• Text excerpt

_ _ _ _ _

Finally I found a Kernel bug report 47121 where someone reported that it maybe helps to set the “OS Mode Selection” in the BIOS to “UEFI OS”, instead to “UEFI and CSM OS”. The packages and libraries that are loaded seem to be different. I needed to switch to “UEFI and CSM OS” to install Ubuntu in the first place. Now I had to switch it off again. But after I switched it back to “UEFI OS” the Grub boot meanu now seems to have a higher resolution and – it booted without errors. It looks like UEFI was the root cause for all the major troubles.
Thus if you get a Kernel Panic error on a Samsung Series 7 and Series 9 laptop like the above one, then have look at the BIOS settings. Deactivate all advanced settings to increase performance like Hyperthreading and EDB Bit, and set “OS Mode Selection” to “UEFI OS”. Using the right BIOS settings the laptop from Samsung works really well, with both Windows 8 and Ubuntu 12.10. It is a nice machine, high quality, good equipment, comparable in every aspect to a Macbook Pro (just like the Samsung Galaxy S2/3 is like the iPhone 4/5, and the Samsung Galaxy Tab is like the iPad).
This appears to be a problem with the samsung-laptop kernel module when booted in UEFI mode. I had similar problems on my NP900X3C until I blacklisted the kernel module, see:
This is still an issue as late as Linux 3.6.x and 3.7.x. Hopefully it gets fixed soon!
I have a Samsung Chronos Series 7 and I thank you immensely for this post. I was already dreading some hardware malfunction but after applying this fix I believe the random Kernel panics are gone for good.
Really, thank you so very much.
JoFr, your comments on installing Ubuntu on Samsung Chronos Series 7 are very helpful, thank you! Actually, there has been a whole lot more going on behind the scenes with the Samsung Chronos series. Apparently, you have been spared of the horrendous issue when Chronos laptops get bricked during Ubuntu installation, see https://bugs.launchpad.net/ubuntu-cdimage/+bug/1040557 Personally, I never imagined that something like that — bricking a laptop to the point of black screen, no response, no BIOS screen, just nothing at all — would ever be possible with something like an Ubuntu installation. Apparently, it happened to many people who attempted to install Ubuntu on a Samsung 5 or 7 series laptop with UEFI mode enabled.

_ _ _ _ _

• Raw data

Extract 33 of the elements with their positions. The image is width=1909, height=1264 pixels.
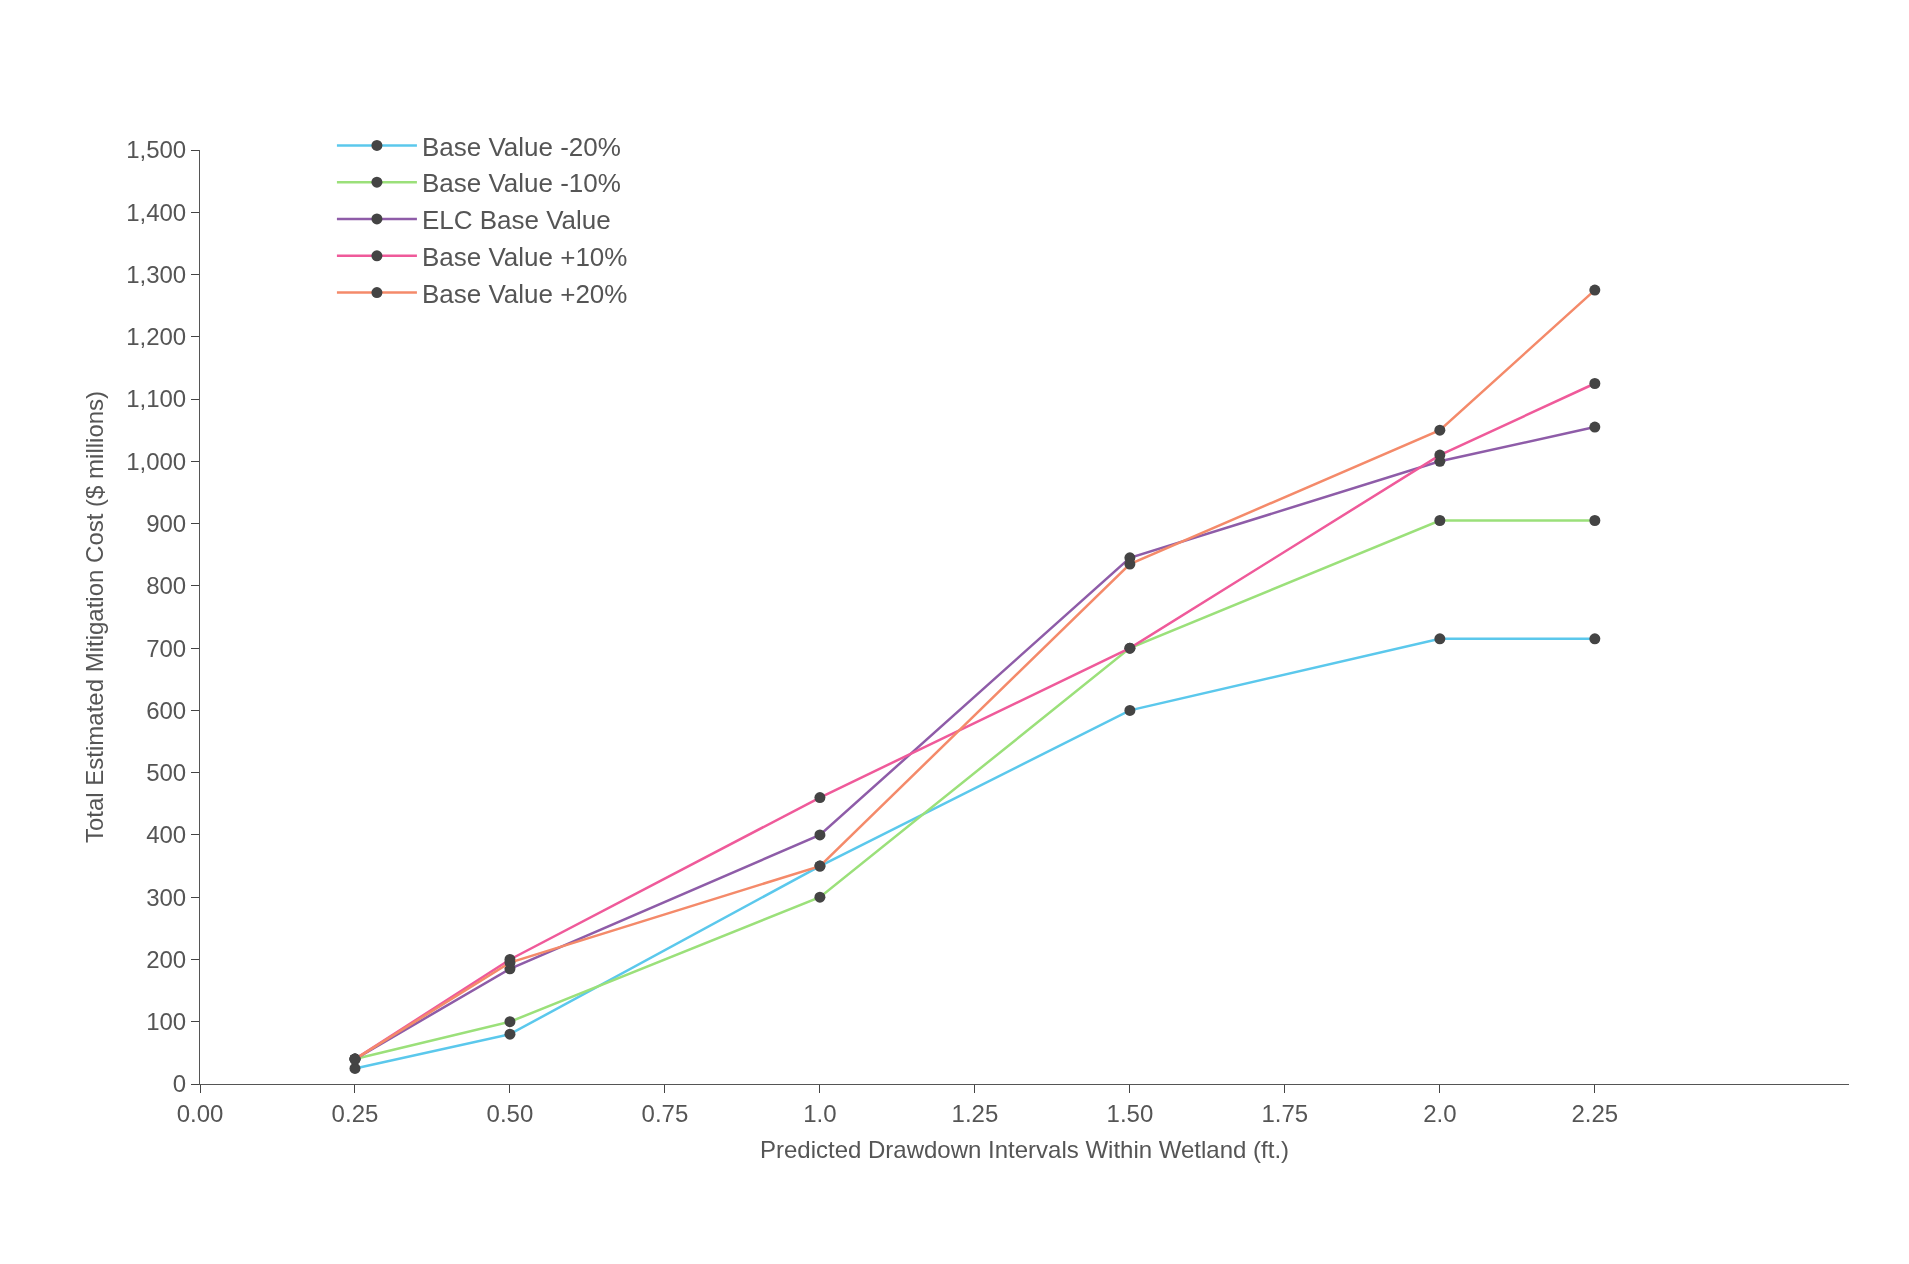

_ _ _ _ _

• Tasks to carry out
A: In the text on Samsung laptop kernel panics, which Linux kernel versions are named as still having the issue?
B: Write what comes next in the text on Samsung laptop kernel panics, picking up after its final sentence.

• Task results
A: Linux 3.6.x and 3.7.x.

B:
First, congratulations on dodging the bullet and having your system operational after all! Considering what happened to many people in similar circumstances, you are a lucky one.
Second, I would very much appreciate some details on the specifications and configuration of your system, such as what your Chronos model number was and what BIOS settings you had during your Ubuntu installation. Also, it would be quite helpful to know if you used a USB or CD installation and any other particulars that might help others to repeat your installation process and to avoid bricking their system.
I just got an NP700Z5C, and I am anxious to install Ubuntu on it and avoid having to go through the route of returning a bricked system back to the store.
Were you able to install Ubuntu on your Samsung NP700z5c ? Was the installation process exactly same as described in this post ? I have bought same laptop (NP700z5c-S02UB to be precise). I am worried about bricking laptop, therefore would like to know your experience.
Modify /etc/modprobe.d/blacklist with “blacklist samsung-laptop” … reboot. Problem fixed.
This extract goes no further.